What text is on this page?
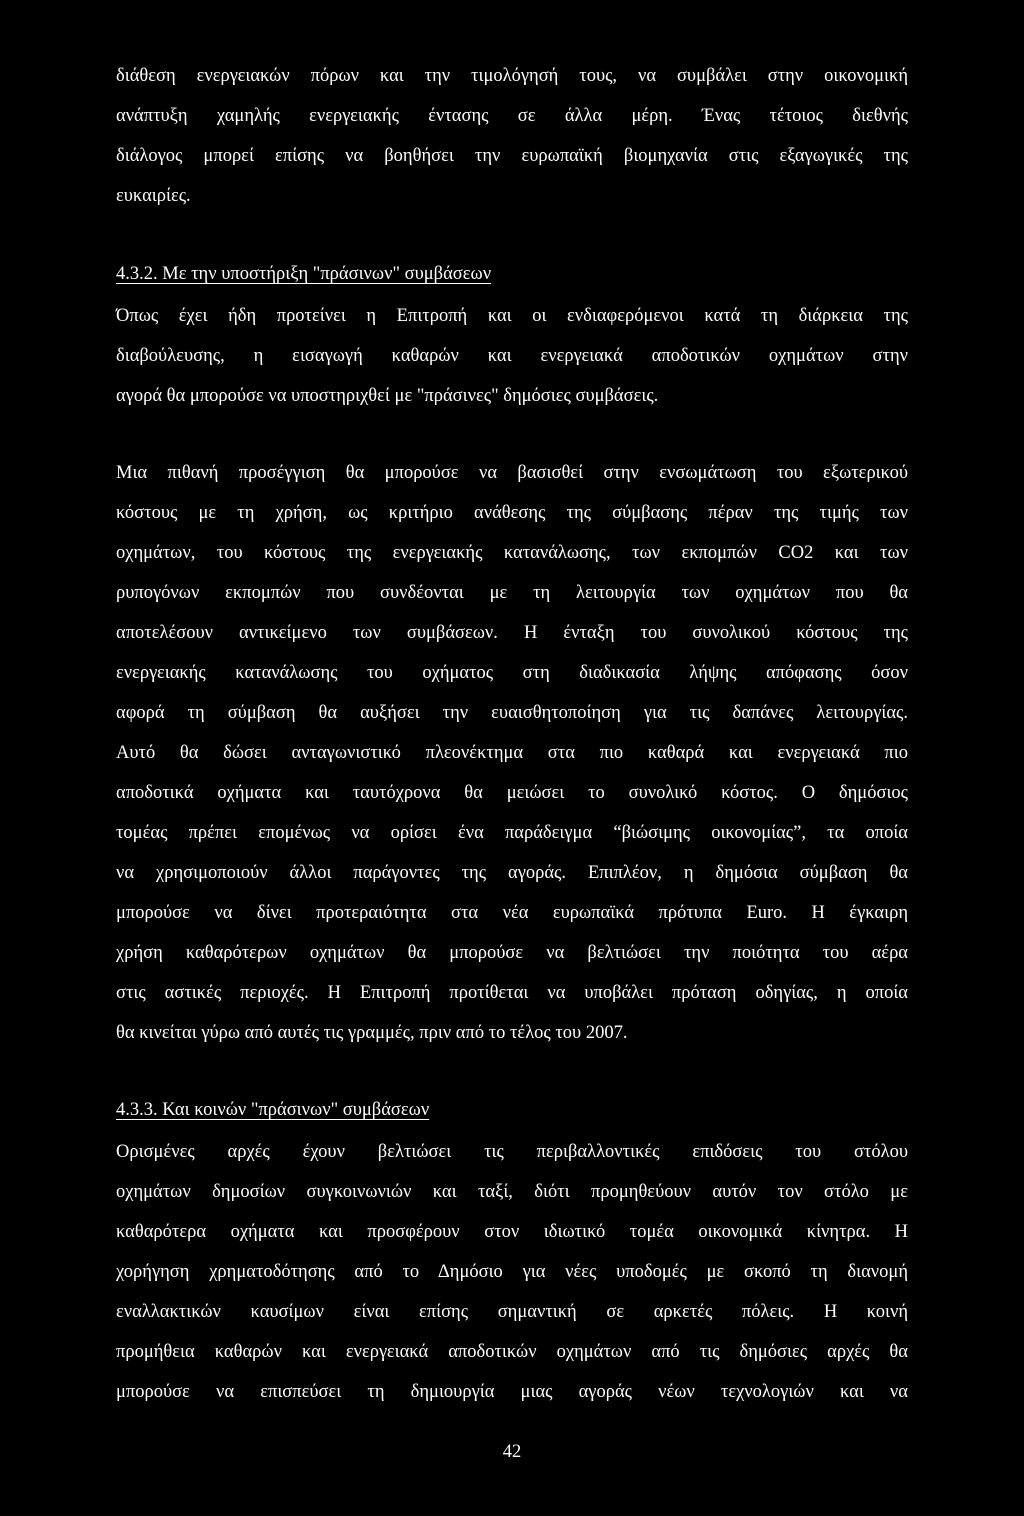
διάθεση ενεργειακών πόρων και την τιμολόγησή τους, να συμβάλει στην οικονομική
ανάπτυξη χαμηλής ενεργειακής έντασης σε άλλα μέρη. Ένας τέτοιος διεθνής
διάλογος μπορεί επίσης να βοηθήσει την ευρωπαϊκή βιομηχανία στις εξαγωγικές της
ευκαιρίες.
4.3.2. Με την υποστήριξη "πράσινων" συμβάσεων
Όπως έχει ήδη προτείνει η Επιτροπή και οι ενδιαφερόμενοι κατά τη διάρκεια της
διαβούλευσης, η εισαγωγή καθαρών και ενεργειακά αποδοτικών οχημάτων στην
αγορά θα μπορούσε να υποστηριχθεί με "πράσινες" δημόσιες συμβάσεις.
Μια πιθανή προσέγγιση θα μπορούσε να βασισθεί στην ενσωμάτωση του εξωτερικού
κόστους με τη χρήση, ως κριτήριο ανάθεσης της σύμβασης πέραν της τιμής των
οχημάτων, του κόστους της ενεργειακής κατανάλωσης, των εκπομπών CO2 και των
ρυπογόνων εκπομπών που συνδέονται με τη λειτουργία των οχημάτων που θα
αποτελέσουν αντικείμενο των συμβάσεων. Η ένταξη του συνολικού κόστους της
ενεργειακής κατανάλωσης του οχήματος στη διαδικασία λήψης απόφασης όσον
αφορά τη σύμβαση θα αυξήσει την ευαισθητοποίηση για τις δαπάνες λειτουργίας.
Αυτό θα δώσει ανταγωνιστικό πλεονέκτημα στα πιο καθαρά και ενεργειακά πιο
αποδοτικά οχήματα και ταυτόχρονα θα μειώσει το συνολικό κόστος. Ο δημόσιος
τομέας πρέπει επομένως να ορίσει ένα παράδειγμα “βιώσιμης οικονομίας”, τα οποία
να χρησιμοποιούν άλλοι παράγοντες της αγοράς. Επιπλέον, η δημόσια σύμβαση θα
μπορούσε να δίνει προτεραιότητα στα νέα ευρωπαϊκά πρότυπα Euro. Η έγκαιρη
χρήση καθαρότερων οχημάτων θα μπορούσε να βελτιώσει την ποιότητα του αέρα
στις αστικές περιοχές. Η Επιτροπή προτίθεται να υποβάλει πρόταση οδηγίας, η οποία
θα κινείται γύρω από αυτές τις γραμμές, πριν από το τέλος του 2007.
4.3.3. Και κοινών "πράσινων" συμβάσεων
Ορισμένες αρχές έχουν βελτιώσει τις περιβαλλοντικές επιδόσεις του στόλου
οχημάτων δημοσίων συγκοινωνιών και ταξί, διότι προμηθεύουν αυτόν τον στόλο με
καθαρότερα οχήματα και προσφέρουν στον ιδιωτικό τομέα οικονομικά κίνητρα. Η
χορήγηση χρηματοδότησης από το Δημόσιο για νέες υποδομές με σκοπό τη διανομή
εναλλακτικών καυσίμων είναι επίσης σημαντική σε αρκετές πόλεις. Η κοινή
προμήθεια καθαρών και ενεργειακά αποδοτικών οχημάτων από τις δημόσιες αρχές θα
μπορούσε να επισπεύσει τη δημιουργία μιας αγοράς νέων τεχνολογιών και να
42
▬▬▬
## Do this:
Repeat every record precisely. Any picture among them stays out of the copy.

## Written solution:
What text is on this page?
διάθεση ενεργειακών πόρων και την τιμολόγησή τους, να συμβάλει στην οικονομική
ανάπτυξη χαμηλής ενεργειακής έντασης σε άλλα μέρη. Ένας τέτοιος διεθνής
διάλογος μπορεί επίσης να βοηθήσει την ευρωπαϊκή βιομηχανία στις εξαγωγικές της
ευκαιρίες.
4.3.2. Με την υποστήριξη "πράσινων" συμβάσεων
Όπως έχει ήδη προτείνει η Επιτροπή και οι ενδιαφερόμενοι κατά τη διάρκεια της
διαβούλευσης, η εισαγωγή καθαρών και ενεργειακά αποδοτικών οχημάτων στην
αγορά θα μπορούσε να υποστηριχθεί με "πράσινες" δημόσιες συμβάσεις.
Μια πιθανή προσέγγιση θα μπορούσε να βασισθεί στην ενσωμάτωση του εξωτερικού
κόστους με τη χρήση, ως κριτήριο ανάθεσης της σύμβασης πέραν της τιμής των
οχημάτων, του κόστους της ενεργειακής κατανάλωσης, των εκπομπών CO2 και των
ρυπογόνων εκπομπών που συνδέονται με τη λειτουργία των οχημάτων που θα
αποτελέσουν αντικείμενο των συμβάσεων. Η ένταξη του συνολικού κόστους της
ενεργειακής κατανάλωσης του οχήματος στη διαδικασία λήψης απόφασης όσον
αφορά τη σύμβαση θα αυξήσει την ευαισθητοποίηση για τις δαπάνες λειτουργίας.
Αυτό θα δώσει ανταγωνιστικό πλεονέκτημα στα πιο καθαρά και ενεργειακά πιο
αποδοτικά οχήματα και ταυτόχρονα θα μειώσει το συνολικό κόστος. Ο δημόσιος
τομέας πρέπει επομένως να ορίσει ένα παράδειγμα “βιώσιμης οικονομίας”, τα οποία
να χρησιμοποιούν άλλοι παράγοντες της αγοράς. Επιπλέον, η δημόσια σύμβαση θα
μπορούσε να δίνει προτεραιότητα στα νέα ευρωπαϊκά πρότυπα Euro. Η έγκαιρη
χρήση καθαρότερων οχημάτων θα μπορούσε να βελτιώσει την ποιότητα του αέρα
στις αστικές περιοχές. Η Επιτροπή προτίθεται να υποβάλει πρόταση οδηγίας, η οποία
θα κινείται γύρω από αυτές τις γραμμές, πριν από το τέλος του 2007.
4.3.3. Και κοινών "πράσινων" συμβάσεων
Ορισμένες αρχές έχουν βελτιώσει τις περιβαλλοντικές επιδόσεις του στόλου
οχημάτων δημοσίων συγκοινωνιών και ταξί, διότι προμηθεύουν αυτόν τον στόλο με
καθαρότερα οχήματα και προσφέρουν στον ιδιωτικό τομέα οικονομικά κίνητρα. Η
χορήγηση χρηματοδότησης από το Δημόσιο για νέες υποδομές με σκοπό τη διανομή
εναλλακτικών καυσίμων είναι επίσης σημαντική σε αρκετές πόλεις. Η κοινή
προμήθεια καθαρών και ενεργειακά αποδοτικών οχημάτων από τις δημόσιες αρχές θα
μπορούσε να επισπεύσει τη δημιουργία μιας αγοράς νέων τεχνολογιών και να
42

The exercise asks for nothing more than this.